### Job
Report only how many lines hold the word "также".
□ □ □ □
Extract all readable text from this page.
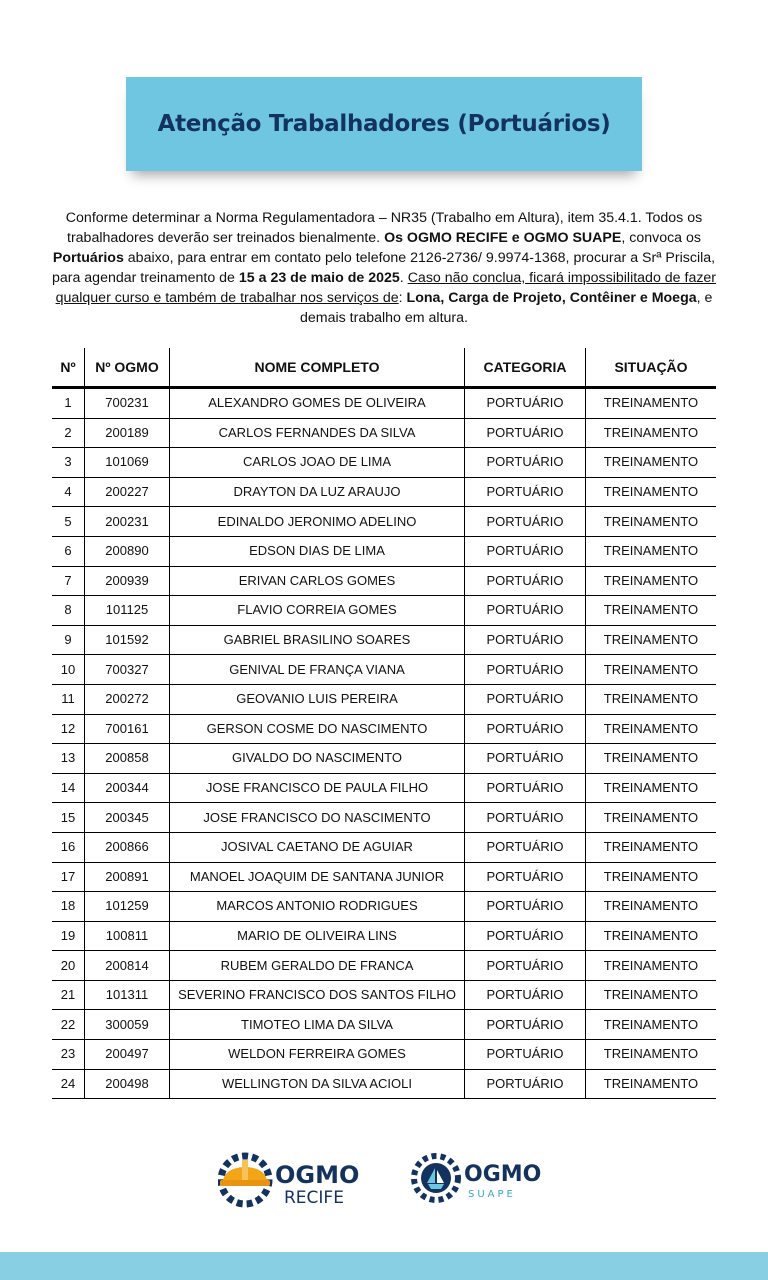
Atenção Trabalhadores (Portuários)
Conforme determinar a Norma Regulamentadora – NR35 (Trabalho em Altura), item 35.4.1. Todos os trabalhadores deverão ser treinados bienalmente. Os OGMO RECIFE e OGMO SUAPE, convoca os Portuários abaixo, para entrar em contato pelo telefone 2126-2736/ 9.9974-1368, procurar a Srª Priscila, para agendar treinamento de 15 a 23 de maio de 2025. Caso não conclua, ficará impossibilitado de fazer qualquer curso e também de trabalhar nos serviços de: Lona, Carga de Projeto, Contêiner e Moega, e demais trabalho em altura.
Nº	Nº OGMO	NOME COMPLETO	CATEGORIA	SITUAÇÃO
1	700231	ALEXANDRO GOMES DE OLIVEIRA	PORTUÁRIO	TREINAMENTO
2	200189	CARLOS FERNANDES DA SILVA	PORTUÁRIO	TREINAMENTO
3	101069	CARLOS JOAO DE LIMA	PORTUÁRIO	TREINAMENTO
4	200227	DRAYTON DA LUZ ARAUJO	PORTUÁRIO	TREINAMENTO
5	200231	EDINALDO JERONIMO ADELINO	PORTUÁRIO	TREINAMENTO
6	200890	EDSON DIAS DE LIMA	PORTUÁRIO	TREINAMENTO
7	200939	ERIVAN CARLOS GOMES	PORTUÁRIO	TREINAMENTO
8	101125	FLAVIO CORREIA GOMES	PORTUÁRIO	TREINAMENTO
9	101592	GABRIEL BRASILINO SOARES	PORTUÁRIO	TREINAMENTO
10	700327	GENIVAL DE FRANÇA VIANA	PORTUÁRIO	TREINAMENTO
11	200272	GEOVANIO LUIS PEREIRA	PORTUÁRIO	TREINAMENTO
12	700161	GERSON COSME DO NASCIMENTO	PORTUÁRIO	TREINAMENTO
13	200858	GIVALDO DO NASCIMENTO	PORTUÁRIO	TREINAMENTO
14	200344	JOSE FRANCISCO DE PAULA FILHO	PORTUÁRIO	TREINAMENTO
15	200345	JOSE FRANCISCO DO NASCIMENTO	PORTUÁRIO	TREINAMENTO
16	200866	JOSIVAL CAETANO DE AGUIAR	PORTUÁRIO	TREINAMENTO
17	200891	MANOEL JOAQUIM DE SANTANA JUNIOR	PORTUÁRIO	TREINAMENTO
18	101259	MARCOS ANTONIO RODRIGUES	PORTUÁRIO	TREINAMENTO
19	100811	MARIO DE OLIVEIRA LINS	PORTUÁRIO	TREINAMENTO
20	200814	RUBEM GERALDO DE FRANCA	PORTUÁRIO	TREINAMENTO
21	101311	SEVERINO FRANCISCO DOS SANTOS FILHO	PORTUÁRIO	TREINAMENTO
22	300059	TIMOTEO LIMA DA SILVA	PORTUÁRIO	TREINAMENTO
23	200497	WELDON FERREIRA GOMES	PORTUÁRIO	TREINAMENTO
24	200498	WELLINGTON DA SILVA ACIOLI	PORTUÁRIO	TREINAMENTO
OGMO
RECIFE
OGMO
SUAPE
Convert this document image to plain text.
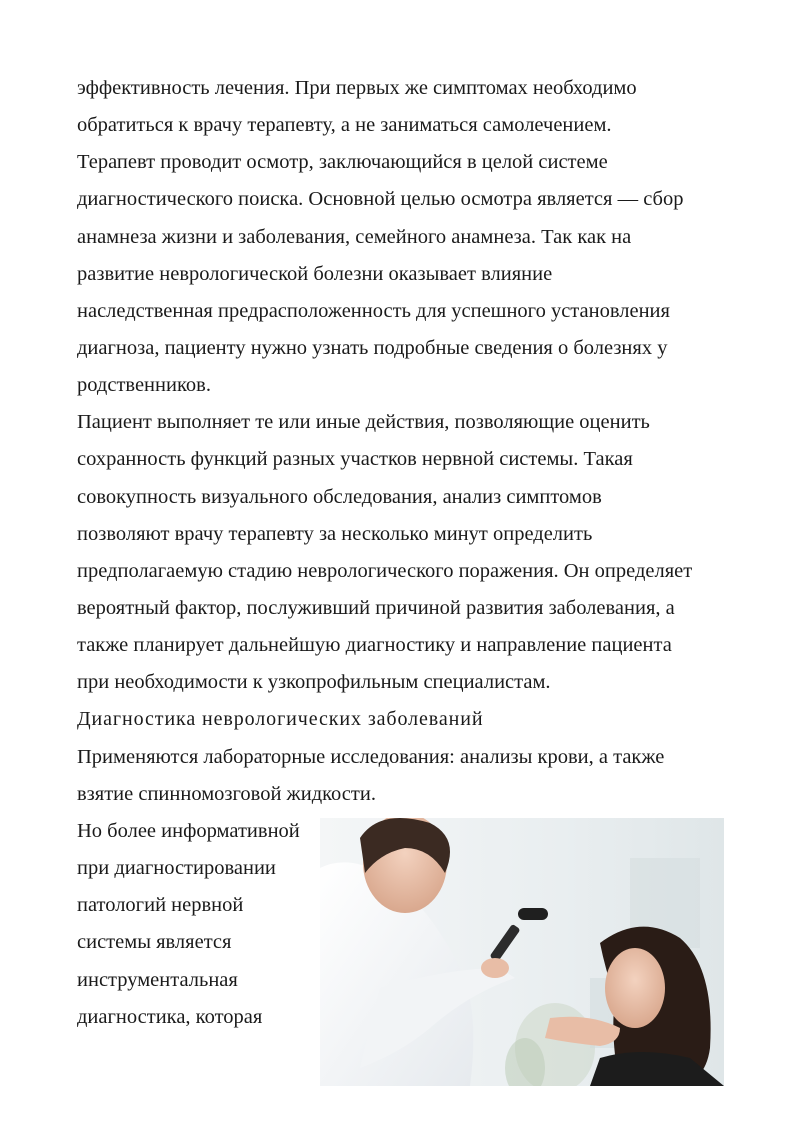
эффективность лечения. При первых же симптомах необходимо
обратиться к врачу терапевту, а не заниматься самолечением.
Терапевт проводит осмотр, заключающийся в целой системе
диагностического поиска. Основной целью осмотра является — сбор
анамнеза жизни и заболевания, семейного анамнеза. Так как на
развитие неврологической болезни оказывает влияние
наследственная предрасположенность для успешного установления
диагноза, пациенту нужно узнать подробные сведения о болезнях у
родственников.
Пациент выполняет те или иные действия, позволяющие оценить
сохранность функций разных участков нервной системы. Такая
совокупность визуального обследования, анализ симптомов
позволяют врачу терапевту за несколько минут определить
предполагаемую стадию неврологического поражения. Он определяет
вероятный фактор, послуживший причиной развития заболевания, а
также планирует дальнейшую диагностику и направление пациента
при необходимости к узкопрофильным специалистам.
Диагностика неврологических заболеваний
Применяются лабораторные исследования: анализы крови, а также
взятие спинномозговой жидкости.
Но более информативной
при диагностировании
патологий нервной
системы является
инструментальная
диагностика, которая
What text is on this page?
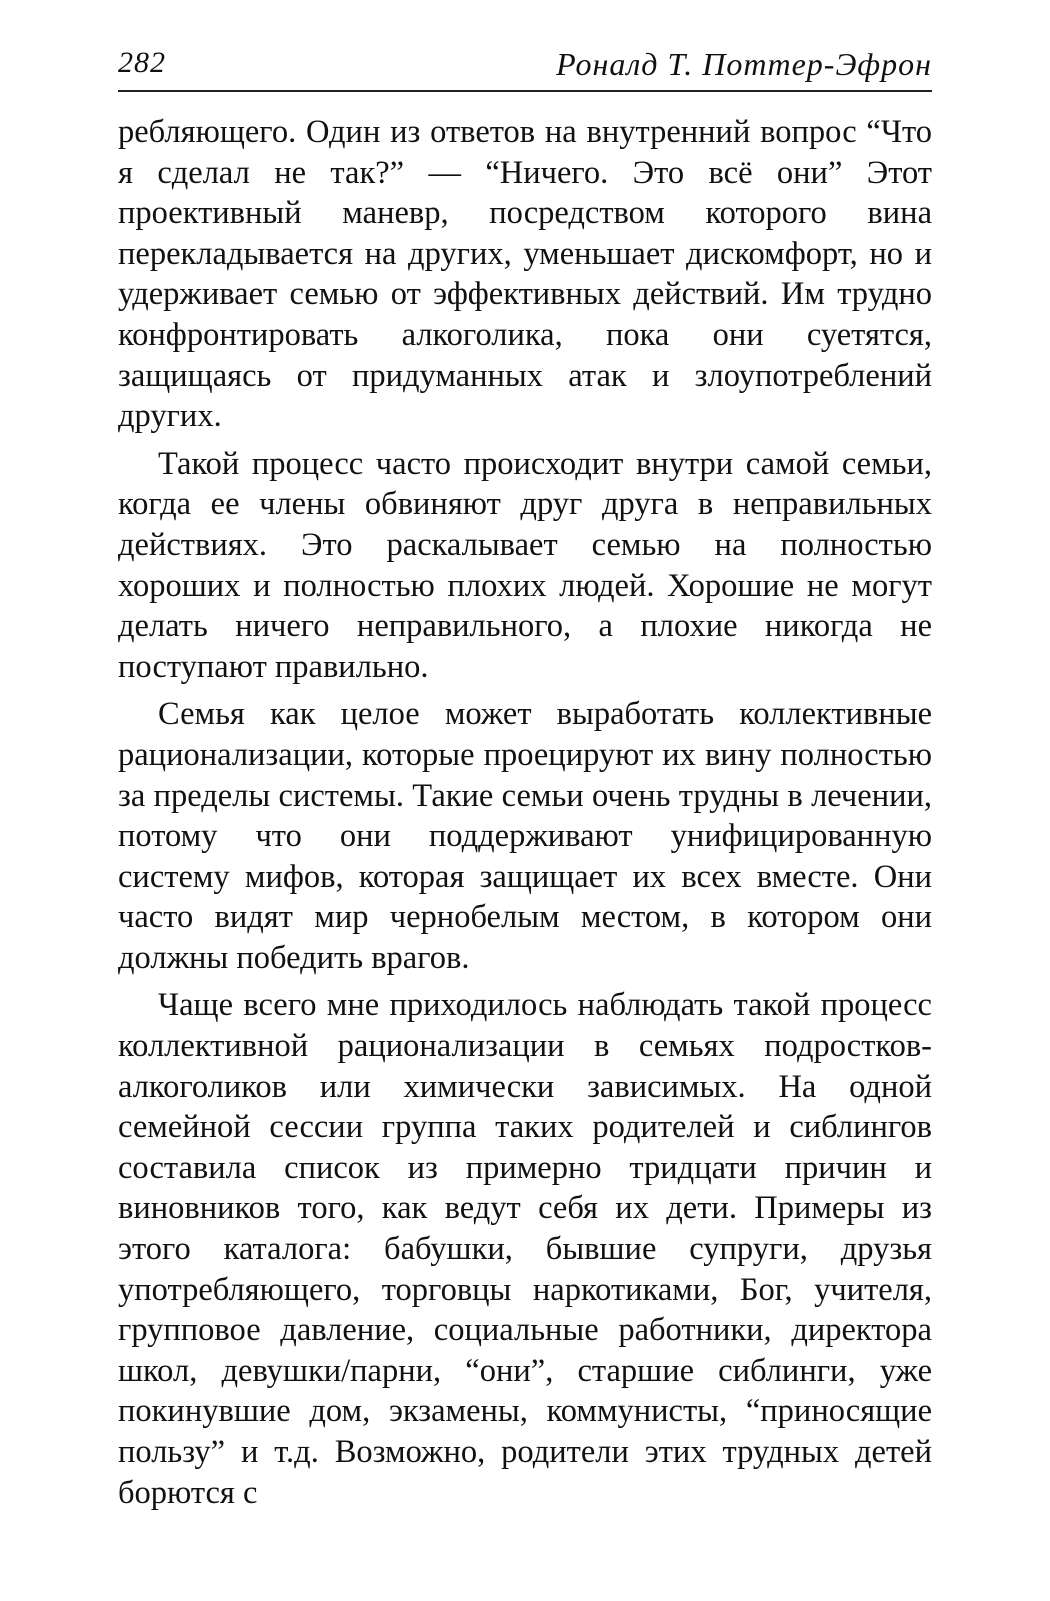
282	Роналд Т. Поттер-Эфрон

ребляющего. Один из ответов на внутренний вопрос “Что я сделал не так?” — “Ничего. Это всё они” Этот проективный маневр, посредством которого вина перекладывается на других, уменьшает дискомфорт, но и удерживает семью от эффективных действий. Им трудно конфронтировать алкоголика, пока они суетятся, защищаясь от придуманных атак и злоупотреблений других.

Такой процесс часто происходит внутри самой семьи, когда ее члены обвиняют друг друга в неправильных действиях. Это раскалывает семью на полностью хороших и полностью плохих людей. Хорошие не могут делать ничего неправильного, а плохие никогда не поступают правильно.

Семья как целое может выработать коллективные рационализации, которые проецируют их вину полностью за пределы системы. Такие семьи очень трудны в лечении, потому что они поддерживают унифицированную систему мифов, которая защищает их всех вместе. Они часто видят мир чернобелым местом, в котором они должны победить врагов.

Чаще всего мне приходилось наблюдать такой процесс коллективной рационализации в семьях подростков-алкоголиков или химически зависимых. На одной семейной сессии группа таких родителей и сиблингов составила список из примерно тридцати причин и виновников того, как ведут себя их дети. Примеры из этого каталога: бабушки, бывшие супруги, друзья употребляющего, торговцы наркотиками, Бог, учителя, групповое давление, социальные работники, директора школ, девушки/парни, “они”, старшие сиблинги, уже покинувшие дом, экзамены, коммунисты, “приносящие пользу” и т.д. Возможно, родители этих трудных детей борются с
□ □ □ □
### Answer to this problem
2